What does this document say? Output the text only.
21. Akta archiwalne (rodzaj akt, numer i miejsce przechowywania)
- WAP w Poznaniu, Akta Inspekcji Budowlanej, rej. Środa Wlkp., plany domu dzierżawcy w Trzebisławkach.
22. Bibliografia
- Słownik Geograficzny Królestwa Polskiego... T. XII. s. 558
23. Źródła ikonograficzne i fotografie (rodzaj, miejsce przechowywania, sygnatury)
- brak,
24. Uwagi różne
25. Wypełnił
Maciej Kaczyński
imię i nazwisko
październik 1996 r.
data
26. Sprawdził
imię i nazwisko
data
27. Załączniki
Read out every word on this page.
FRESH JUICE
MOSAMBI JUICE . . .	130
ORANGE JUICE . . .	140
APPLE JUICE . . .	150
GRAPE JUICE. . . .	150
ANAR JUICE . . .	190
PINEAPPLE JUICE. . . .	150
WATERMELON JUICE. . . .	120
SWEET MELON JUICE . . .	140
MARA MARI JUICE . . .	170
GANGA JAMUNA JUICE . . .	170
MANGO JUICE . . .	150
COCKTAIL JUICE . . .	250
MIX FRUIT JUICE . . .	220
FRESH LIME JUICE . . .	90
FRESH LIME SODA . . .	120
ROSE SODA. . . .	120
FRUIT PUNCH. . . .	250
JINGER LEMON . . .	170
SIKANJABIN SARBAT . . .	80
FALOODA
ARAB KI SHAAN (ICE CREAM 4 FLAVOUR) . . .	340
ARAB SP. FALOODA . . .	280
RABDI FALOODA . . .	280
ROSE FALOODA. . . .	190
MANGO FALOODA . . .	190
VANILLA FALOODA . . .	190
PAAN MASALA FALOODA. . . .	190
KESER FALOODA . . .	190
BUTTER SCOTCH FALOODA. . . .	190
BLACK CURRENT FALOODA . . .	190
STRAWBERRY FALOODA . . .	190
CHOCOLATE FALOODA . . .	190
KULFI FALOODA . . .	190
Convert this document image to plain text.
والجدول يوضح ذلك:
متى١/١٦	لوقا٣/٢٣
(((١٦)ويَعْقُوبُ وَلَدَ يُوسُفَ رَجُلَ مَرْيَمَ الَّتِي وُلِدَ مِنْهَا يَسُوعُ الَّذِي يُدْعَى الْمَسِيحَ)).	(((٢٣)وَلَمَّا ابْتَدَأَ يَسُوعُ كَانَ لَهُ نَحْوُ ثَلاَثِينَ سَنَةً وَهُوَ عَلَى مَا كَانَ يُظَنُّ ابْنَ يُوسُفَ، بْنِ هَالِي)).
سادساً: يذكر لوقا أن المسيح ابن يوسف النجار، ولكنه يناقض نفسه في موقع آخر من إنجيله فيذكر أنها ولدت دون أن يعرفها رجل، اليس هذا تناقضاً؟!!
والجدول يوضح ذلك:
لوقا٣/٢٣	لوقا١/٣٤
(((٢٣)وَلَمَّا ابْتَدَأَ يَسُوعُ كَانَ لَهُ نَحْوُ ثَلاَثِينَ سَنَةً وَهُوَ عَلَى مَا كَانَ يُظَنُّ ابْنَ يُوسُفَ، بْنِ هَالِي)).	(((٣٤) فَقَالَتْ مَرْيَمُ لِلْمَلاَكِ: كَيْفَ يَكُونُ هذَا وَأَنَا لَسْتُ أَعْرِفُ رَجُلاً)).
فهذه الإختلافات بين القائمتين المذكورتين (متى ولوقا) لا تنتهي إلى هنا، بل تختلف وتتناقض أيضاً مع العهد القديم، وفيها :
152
■ ■ ■ ■
## What you will do
Show all lines from the records above where the word "text" occurs.

## Problem solution
What does this document say? Output the text only.
Convert this document image to plain text.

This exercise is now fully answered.